- _Supplied material_:
########################################
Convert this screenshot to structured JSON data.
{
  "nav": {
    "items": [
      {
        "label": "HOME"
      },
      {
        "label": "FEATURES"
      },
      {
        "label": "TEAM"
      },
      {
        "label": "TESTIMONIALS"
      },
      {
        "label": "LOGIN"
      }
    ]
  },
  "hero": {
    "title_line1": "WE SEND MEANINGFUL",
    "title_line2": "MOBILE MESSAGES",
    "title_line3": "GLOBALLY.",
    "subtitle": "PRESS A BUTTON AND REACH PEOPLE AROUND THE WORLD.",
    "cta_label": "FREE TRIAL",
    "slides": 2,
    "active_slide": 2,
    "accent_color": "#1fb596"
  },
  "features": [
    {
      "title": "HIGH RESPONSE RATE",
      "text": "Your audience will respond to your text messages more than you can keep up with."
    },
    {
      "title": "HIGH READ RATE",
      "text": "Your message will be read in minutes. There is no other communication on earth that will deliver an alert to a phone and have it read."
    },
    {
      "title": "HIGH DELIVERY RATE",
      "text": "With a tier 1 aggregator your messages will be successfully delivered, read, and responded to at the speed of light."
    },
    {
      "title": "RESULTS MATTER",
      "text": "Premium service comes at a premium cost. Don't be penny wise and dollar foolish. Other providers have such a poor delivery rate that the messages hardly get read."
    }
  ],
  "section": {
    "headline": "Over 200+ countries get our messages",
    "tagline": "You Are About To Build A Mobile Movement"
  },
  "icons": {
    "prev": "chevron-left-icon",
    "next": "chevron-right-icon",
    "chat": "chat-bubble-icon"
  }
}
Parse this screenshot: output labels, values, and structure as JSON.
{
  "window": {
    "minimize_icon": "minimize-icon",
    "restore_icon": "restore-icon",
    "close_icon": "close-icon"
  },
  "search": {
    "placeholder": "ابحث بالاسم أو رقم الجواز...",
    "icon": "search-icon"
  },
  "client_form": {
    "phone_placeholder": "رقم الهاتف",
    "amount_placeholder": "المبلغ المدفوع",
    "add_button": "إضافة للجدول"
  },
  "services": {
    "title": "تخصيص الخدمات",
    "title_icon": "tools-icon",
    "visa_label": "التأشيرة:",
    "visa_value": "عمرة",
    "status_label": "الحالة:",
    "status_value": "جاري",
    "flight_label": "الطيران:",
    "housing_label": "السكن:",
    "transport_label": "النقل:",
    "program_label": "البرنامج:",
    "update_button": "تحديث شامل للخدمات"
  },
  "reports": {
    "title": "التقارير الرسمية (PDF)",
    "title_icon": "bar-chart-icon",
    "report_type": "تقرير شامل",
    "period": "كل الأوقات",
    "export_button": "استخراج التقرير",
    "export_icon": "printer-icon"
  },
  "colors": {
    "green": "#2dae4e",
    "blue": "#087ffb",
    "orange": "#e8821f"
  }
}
########################################
- _Problem_:
Find the word "screenshot" in the material, then list each line that holds it.

- _Output of the exercise_:
Convert this screenshot to structured JSON data.
Parse this screenshot: output labels, values, and structure as JSON.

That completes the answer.